--- START OF SOURCE DATA ---

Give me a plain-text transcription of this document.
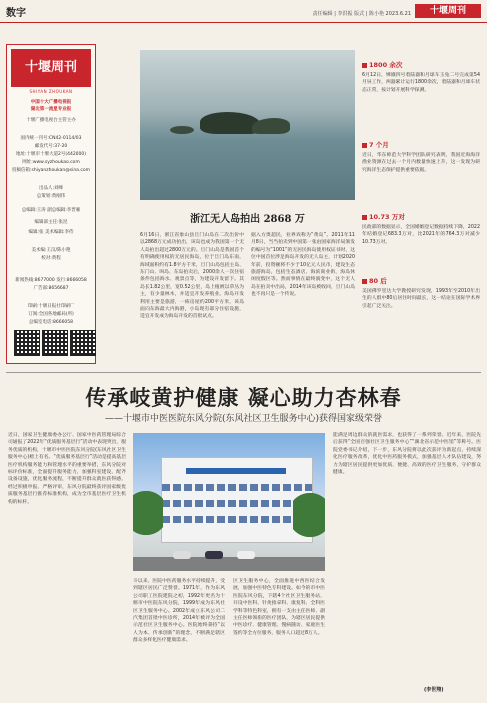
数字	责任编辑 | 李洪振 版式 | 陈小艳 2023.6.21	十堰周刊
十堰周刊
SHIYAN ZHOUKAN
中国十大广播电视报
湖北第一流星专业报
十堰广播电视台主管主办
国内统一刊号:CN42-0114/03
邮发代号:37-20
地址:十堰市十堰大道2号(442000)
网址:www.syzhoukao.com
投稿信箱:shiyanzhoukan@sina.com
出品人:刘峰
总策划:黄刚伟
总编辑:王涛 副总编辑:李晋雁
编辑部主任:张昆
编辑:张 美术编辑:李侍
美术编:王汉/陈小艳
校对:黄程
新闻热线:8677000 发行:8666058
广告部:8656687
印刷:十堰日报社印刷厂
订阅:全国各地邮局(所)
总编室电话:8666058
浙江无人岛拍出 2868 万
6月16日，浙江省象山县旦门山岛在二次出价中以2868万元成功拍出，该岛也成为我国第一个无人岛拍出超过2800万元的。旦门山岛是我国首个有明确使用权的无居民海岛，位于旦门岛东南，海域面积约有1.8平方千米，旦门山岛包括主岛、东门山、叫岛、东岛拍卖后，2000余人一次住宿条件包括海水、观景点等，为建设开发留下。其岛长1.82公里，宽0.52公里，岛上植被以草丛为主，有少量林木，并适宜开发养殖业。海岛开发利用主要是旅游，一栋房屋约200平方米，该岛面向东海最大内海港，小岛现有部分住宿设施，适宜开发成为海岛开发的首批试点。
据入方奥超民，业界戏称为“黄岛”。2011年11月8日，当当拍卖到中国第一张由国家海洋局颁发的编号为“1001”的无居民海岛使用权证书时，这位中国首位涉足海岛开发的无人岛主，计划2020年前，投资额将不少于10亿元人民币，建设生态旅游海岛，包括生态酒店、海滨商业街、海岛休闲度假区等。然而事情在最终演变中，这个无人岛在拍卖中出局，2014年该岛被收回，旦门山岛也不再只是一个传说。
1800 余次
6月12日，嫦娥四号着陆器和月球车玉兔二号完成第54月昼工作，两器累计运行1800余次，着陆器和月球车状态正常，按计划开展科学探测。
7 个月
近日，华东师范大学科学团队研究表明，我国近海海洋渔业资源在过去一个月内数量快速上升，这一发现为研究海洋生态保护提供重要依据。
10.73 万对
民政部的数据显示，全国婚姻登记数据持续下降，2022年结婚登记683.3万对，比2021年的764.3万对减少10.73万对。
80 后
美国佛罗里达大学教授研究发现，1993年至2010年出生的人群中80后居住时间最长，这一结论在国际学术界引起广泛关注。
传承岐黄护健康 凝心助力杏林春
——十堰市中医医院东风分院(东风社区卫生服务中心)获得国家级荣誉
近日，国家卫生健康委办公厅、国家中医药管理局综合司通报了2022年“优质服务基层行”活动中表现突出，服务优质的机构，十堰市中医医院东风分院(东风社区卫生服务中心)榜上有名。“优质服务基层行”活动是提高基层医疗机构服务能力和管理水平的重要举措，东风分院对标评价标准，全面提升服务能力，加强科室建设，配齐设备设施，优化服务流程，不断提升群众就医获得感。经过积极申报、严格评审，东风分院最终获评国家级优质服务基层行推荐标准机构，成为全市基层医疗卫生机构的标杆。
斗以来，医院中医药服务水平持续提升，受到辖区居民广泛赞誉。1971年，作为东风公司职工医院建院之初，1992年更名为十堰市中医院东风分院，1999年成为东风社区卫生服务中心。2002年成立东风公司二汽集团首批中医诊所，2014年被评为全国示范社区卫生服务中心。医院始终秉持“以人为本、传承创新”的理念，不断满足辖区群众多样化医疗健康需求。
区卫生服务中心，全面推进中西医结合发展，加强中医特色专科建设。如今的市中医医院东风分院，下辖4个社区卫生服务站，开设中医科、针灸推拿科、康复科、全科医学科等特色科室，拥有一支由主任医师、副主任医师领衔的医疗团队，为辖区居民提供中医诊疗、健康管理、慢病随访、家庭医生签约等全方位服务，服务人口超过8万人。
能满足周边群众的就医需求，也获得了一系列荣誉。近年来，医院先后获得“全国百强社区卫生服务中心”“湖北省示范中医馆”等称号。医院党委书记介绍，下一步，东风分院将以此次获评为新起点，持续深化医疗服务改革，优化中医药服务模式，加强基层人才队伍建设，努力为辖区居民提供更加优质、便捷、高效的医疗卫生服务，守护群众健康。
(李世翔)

--- END OF SOURCE DATA ---
--- START OF SOURCE DATA ---

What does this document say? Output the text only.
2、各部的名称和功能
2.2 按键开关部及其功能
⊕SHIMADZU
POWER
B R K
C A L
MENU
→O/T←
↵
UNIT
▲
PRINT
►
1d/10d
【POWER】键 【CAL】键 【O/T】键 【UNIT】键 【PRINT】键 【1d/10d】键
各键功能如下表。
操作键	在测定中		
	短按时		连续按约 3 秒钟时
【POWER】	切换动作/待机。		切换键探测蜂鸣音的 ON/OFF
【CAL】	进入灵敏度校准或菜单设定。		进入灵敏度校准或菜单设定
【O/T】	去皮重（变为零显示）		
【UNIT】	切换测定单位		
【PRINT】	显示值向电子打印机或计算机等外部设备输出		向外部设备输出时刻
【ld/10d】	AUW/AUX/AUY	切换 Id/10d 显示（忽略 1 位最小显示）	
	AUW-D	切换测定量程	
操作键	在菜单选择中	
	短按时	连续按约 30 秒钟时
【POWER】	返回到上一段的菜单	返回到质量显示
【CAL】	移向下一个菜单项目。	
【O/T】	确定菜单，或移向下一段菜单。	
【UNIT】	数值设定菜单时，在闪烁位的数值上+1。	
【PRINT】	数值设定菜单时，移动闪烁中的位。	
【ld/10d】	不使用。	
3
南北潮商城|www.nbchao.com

--- END OF SOURCE DATA ---

--- WHAT YOU ARE ASKED TO DO ---
Scan the material above. Extract every line in which the word "document" occurs.

--- ANSWER TO THIS TASK ---
Give me a plain-text transcription of this document.
What does this document say? Output the text only.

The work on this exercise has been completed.